- **Objective**: Each line should be copied exactly.

- **Data listing**:

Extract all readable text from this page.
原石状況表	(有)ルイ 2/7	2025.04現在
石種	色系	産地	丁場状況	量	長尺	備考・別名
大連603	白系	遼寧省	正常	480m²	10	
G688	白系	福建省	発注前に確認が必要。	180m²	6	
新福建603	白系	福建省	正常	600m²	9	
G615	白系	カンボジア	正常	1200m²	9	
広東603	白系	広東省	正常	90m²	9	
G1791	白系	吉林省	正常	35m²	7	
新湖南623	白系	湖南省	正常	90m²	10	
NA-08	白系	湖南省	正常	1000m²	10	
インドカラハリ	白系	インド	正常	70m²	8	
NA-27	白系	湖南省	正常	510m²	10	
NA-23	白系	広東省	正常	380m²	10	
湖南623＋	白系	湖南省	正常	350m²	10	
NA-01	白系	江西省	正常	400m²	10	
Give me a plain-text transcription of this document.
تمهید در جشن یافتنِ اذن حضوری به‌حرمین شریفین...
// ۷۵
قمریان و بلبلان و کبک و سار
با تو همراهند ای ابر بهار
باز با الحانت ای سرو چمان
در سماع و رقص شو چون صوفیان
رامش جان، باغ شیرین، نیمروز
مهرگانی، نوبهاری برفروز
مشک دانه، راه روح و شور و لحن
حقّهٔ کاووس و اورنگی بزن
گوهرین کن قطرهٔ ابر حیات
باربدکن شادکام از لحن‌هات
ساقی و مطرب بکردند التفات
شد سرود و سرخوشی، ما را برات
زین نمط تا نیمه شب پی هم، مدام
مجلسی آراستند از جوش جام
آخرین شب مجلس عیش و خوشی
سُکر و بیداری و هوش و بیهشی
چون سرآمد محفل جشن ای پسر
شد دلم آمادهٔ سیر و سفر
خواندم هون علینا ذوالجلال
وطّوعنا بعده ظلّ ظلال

- **Written response**:
Extract all readable text from this page.
原石状況表	(有)ルイ 2/7	2025.04現在
石種	色系	産地	丁場状況	量	長尺	備考・別名
大連603	白系	遼寧省	正常	480m²	10	
G688	白系	福建省	発注前に確認が必要。	180m²	6	
新福建603	白系	福建省	正常	600m²	9	
G615	白系	カンボジア	正常	1200m²	9	
広東603	白系	広東省	正常	90m²	9	
G1791	白系	吉林省	正常	35m²	7	
新湖南623	白系	湖南省	正常	90m²	10	
NA-08	白系	湖南省	正常	1000m²	10	
インドカラハリ	白系	インド	正常	70m²	8	
NA-27	白系	湖南省	正常	510m²	10	
NA-23	白系	広東省	正常	380m²	10	
湖南623＋	白系	湖南省	正常	350m²	10	
NA-01	白系	江西省	正常	400m²	10	
Give me a plain-text transcription of this document.
تمهید در جشن یافتنِ اذن حضوری به‌حرمین شریفین...
// ۷۵
قمریان و بلبلان و کبک و سار
با تو همراهند ای ابر بهار
باز با الحانت ای سرو چمان
در سماع و رقص شو چون صوفیان
رامش جان، باغ شیرین، نیمروز
مهرگانی، نوبهاری برفروز
مشک دانه، راه روح و شور و لحن
حقّهٔ کاووس و اورنگی بزن
گوهرین کن قطرهٔ ابر حیات
باربدکن شادکام از لحن‌هات
ساقی و مطرب بکردند التفات
شد سرود و سرخوشی، ما را برات
زین نمط تا نیمه شب پی هم، مدام
مجلسی آراستند از جوش جام
آخرین شب مجلس عیش و خوشی
سُکر و بیداری و هوش و بیهشی
چون سرآمد محفل جشن ای پسر
شد دلم آمادهٔ سیر و سفر
خواندم هون علینا ذوالجلال
وطّوعنا بعده ظلّ ظلال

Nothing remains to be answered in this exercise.